Work instructions: Render every entry verbatim.

Information provided:
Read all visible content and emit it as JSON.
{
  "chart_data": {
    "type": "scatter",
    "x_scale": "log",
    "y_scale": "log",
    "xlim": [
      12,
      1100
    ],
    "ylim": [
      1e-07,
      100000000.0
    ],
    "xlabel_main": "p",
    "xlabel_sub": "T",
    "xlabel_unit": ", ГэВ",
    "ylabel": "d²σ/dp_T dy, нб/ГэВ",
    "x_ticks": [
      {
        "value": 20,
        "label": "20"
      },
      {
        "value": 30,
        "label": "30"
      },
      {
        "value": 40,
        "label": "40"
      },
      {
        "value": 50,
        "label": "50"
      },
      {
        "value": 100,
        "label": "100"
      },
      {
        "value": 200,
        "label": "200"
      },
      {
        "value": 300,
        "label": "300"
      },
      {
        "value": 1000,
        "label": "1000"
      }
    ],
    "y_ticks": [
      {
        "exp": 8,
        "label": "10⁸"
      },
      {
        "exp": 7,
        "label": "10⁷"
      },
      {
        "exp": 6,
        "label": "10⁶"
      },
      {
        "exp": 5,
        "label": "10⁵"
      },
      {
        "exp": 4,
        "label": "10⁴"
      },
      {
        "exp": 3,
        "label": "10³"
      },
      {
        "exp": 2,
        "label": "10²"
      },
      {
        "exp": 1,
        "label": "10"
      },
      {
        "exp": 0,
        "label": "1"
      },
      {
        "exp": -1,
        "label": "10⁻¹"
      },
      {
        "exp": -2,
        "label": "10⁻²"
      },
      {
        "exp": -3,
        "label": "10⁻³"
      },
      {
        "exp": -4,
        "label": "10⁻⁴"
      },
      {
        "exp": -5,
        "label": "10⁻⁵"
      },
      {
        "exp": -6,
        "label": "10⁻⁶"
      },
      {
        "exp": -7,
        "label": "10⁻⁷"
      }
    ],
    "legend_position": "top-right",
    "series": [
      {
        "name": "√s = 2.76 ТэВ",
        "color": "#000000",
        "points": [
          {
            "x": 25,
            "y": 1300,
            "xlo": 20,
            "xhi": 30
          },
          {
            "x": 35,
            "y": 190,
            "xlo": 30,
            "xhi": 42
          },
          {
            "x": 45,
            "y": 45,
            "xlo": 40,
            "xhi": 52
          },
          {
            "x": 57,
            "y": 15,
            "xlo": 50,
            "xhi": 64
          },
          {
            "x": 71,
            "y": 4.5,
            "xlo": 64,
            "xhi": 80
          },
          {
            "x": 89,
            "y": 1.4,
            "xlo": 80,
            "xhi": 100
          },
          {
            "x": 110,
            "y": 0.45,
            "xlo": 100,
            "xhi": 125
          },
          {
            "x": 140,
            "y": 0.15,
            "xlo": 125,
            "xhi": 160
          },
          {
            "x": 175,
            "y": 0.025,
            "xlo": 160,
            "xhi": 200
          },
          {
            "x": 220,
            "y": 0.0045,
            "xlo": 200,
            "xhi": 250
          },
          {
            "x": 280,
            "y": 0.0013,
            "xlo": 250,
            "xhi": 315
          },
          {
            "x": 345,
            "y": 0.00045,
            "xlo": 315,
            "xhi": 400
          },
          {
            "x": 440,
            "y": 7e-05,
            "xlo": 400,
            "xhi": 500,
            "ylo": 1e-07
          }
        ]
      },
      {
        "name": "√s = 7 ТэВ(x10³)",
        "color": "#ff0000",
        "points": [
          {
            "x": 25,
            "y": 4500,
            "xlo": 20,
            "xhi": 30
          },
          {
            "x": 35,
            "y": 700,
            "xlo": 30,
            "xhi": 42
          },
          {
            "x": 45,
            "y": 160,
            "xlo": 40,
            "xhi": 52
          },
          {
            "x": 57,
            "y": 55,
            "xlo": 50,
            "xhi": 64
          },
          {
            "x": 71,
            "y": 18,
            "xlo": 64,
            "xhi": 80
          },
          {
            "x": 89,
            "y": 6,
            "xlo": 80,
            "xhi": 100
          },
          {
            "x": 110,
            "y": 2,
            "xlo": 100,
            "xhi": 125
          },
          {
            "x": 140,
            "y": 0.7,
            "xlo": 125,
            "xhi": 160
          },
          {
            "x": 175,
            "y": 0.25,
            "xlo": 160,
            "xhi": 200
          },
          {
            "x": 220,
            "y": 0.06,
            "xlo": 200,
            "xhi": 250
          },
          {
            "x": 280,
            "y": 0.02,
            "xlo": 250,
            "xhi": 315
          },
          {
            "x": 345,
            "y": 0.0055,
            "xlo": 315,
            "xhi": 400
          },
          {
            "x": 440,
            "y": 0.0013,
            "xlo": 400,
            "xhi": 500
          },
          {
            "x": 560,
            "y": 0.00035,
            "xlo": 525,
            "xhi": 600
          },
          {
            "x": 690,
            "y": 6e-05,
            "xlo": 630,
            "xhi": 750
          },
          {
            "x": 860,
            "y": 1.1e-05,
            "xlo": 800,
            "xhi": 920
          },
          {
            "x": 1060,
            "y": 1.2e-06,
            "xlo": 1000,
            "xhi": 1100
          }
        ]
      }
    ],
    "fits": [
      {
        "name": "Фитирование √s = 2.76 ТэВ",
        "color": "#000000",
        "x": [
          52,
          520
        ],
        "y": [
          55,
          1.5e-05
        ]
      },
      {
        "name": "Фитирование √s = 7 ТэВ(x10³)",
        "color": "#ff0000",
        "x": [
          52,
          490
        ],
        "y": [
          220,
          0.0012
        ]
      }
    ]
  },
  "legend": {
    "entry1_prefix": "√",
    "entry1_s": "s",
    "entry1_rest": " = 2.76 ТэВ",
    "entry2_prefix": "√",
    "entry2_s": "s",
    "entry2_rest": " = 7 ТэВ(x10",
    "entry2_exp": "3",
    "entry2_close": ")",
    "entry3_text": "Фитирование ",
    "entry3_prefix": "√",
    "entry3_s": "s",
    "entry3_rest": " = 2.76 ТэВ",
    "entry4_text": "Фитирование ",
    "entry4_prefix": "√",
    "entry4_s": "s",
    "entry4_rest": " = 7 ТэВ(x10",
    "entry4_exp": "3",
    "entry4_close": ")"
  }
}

Exercise response:
Read all visible content and emit it as JSON.
{
  "chart_data": {
    "type": "scatter",
    "x_scale": "log",
    "y_scale": "log",
    "xlim": [
      12,
      1100
    ],
    "ylim": [
      1e-07,
      100000000.0
    ],
    "xlabel_main": "p",
    "xlabel_sub": "T",
    "xlabel_unit": ", ГэВ",
    "ylabel": "d²σ/dp_T dy, нб/ГэВ",
    "x_ticks": [
      {
        "value": 20,
        "label": "20"
      },
      {
        "value": 30,
        "label": "30"
      },
      {
        "value": 40,
        "label": "40"
      },
      {
        "value": 50,
        "label": "50"
      },
      {
        "value": 100,
        "label": "100"
      },
      {
        "value": 200,
        "label": "200"
      },
      {
        "value": 300,
        "label": "300"
      },
      {
        "value": 1000,
        "label": "1000"
      }
    ],
    "y_ticks": [
      {
        "exp": 8,
        "label": "10⁸"
      },
      {
        "exp": 7,
        "label": "10⁷"
      },
      {
        "exp": 6,
        "label": "10⁶"
      },
      {
        "exp": 5,
        "label": "10⁵"
      },
      {
        "exp": 4,
        "label": "10⁴"
      },
      {
        "exp": 3,
        "label": "10³"
      },
      {
        "exp": 2,
        "label": "10²"
      },
      {
        "exp": 1,
        "label": "10"
      },
      {
        "exp": 0,
        "label": "1"
      },
      {
        "exp": -1,
        "label": "10⁻¹"
      },
      {
        "exp": -2,
        "label": "10⁻²"
      },
      {
        "exp": -3,
        "label": "10⁻³"
      },
      {
        "exp": -4,
        "label": "10⁻⁴"
      },
      {
        "exp": -5,
        "label": "10⁻⁵"
      },
      {
        "exp": -6,
        "label": "10⁻⁶"
      },
      {
        "exp": -7,
        "label": "10⁻⁷"
      }
    ],
    "legend_position": "top-right",
    "series": [
      {
        "name": "√s = 2.76 ТэВ",
        "color": "#000000",
        "points": [
          {
            "x": 25,
            "y": 1300,
            "xlo": 20,
            "xhi": 30
          },
          {
            "x": 35,
            "y": 190,
            "xlo": 30,
            "xhi": 42
          },
          {
            "x": 45,
            "y": 45,
            "xlo": 40,
            "xhi": 52
          },
          {
            "x": 57,
            "y": 15,
            "xlo": 50,
            "xhi": 64
          },
          {
            "x": 71,
            "y": 4.5,
            "xlo": 64,
            "xhi": 80
          },
          {
            "x": 89,
            "y": 1.4,
            "xlo": 80,
            "xhi": 100
          },
          {
            "x": 110,
            "y": 0.45,
            "xlo": 100,
            "xhi": 125
          },
          {
            "x": 140,
            "y": 0.15,
            "xlo": 125,
            "xhi": 160
          },
          {
            "x": 175,
            "y": 0.025,
            "xlo": 160,
            "xhi": 200
          },
          {
            "x": 220,
            "y": 0.0045,
            "xlo": 200,
            "xhi": 250
          },
          {
            "x": 280,
            "y": 0.0013,
            "xlo": 250,
            "xhi": 315
          },
          {
            "x": 345,
            "y": 0.00045,
            "xlo": 315,
            "xhi": 400
          },
          {
            "x": 440,
            "y": 7e-05,
            "xlo": 400,
            "xhi": 500,
            "ylo": 1e-07
          }
        ]
      },
      {
        "name": "√s = 7 ТэВ(x10³)",
        "color": "#ff0000",
        "points": [
          {
            "x": 25,
            "y": 4500,
            "xlo": 20,
            "xhi": 30
          },
          {
            "x": 35,
            "y": 700,
            "xlo": 30,
            "xhi": 42
          },
          {
            "x": 45,
            "y": 160,
            "xlo": 40,
            "xhi": 52
          },
          {
            "x": 57,
            "y": 55,
            "xlo": 50,
            "xhi": 64
          },
          {
            "x": 71,
            "y": 18,
            "xlo": 64,
            "xhi": 80
          },
          {
            "x": 89,
            "y": 6,
            "xlo": 80,
            "xhi": 100
          },
          {
            "x": 110,
            "y": 2,
            "xlo": 100,
            "xhi": 125
          },
          {
            "x": 140,
            "y": 0.7,
            "xlo": 125,
            "xhi": 160
          },
          {
            "x": 175,
            "y": 0.25,
            "xlo": 160,
            "xhi": 200
          },
          {
            "x": 220,
            "y": 0.06,
            "xlo": 200,
            "xhi": 250
          },
          {
            "x": 280,
            "y": 0.02,
            "xlo": 250,
            "xhi": 315
          },
          {
            "x": 345,
            "y": 0.0055,
            "xlo": 315,
            "xhi": 400
          },
          {
            "x": 440,
            "y": 0.0013,
            "xlo": 400,
            "xhi": 500
          },
          {
            "x": 560,
            "y": 0.00035,
            "xlo": 525,
            "xhi": 600
          },
          {
            "x": 690,
            "y": 6e-05,
            "xlo": 630,
            "xhi": 750
          },
          {
            "x": 860,
            "y": 1.1e-05,
            "xlo": 800,
            "xhi": 920
          },
          {
            "x": 1060,
            "y": 1.2e-06,
            "xlo": 1000,
            "xhi": 1100
          }
        ]
      }
    ],
    "fits": [
      {
        "name": "Фитирование √s = 2.76 ТэВ",
        "color": "#000000",
        "x": [
          52,
          520
        ],
        "y": [
          55,
          1.5e-05
        ]
      },
      {
        "name": "Фитирование √s = 7 ТэВ(x10³)",
        "color": "#ff0000",
        "x": [
          52,
          490
        ],
        "y": [
          220,
          0.0012
        ]
      }
    ]
  },
  "legend": {
    "entry1_prefix": "√",
    "entry1_s": "s",
    "entry1_rest": " = 2.76 ТэВ",
    "entry2_prefix": "√",
    "entry2_s": "s",
    "entry2_rest": " = 7 ТэВ(x10",
    "entry2_exp": "3",
    "entry2_close": ")",
    "entry3_text": "Фитирование ",
    "entry3_prefix": "√",
    "entry3_s": "s",
    "entry3_rest": " = 2.76 ТэВ",
    "entry4_text": "Фитирование ",
    "entry4_prefix": "√",
    "entry4_s": "s",
    "entry4_rest": " = 7 ТэВ(x10",
    "entry4_exp": "3",
    "entry4_close": ")"
  }
}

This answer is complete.